◆ Requirements
For each line below that contains the string "this", copy that line.

-------

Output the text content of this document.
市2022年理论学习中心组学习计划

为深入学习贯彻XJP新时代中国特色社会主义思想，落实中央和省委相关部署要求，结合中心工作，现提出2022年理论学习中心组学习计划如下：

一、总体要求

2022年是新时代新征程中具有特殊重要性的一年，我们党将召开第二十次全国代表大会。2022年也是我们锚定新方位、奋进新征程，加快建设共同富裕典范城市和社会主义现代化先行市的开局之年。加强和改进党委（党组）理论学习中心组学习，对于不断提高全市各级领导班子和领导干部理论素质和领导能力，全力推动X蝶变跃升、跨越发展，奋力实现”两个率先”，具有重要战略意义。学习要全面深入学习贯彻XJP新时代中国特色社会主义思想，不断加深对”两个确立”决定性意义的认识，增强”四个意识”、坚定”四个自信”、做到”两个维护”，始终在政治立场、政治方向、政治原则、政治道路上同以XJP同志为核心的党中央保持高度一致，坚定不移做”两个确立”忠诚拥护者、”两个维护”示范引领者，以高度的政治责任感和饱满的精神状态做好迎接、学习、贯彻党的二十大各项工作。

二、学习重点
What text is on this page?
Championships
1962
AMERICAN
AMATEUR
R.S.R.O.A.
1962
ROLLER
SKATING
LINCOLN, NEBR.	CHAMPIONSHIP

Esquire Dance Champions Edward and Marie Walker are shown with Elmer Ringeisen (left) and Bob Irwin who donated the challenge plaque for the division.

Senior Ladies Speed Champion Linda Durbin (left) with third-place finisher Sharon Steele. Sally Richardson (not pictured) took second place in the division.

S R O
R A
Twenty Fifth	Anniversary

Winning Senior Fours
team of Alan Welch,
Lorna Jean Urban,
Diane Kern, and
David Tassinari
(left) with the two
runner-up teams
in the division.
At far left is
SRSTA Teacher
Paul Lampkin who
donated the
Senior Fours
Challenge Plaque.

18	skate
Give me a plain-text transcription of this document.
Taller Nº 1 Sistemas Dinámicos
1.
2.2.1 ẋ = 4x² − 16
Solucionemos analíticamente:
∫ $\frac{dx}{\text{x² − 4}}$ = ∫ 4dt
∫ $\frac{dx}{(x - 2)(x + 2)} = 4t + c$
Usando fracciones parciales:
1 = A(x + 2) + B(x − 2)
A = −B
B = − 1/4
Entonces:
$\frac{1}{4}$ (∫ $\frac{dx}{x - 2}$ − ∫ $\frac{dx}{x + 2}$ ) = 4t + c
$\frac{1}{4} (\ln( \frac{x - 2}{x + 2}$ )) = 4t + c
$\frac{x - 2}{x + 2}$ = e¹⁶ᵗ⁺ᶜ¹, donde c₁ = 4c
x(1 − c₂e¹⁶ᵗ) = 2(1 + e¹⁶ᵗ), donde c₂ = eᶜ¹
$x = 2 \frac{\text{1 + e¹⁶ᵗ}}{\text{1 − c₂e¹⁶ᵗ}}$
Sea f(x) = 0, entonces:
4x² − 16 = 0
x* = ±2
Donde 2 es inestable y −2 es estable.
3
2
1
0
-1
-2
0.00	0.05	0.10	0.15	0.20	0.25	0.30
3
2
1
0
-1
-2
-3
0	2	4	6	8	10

-------

◆ Task response
Output the text content of this document.
What text is on this page?
Give me a plain-text transcription of this document.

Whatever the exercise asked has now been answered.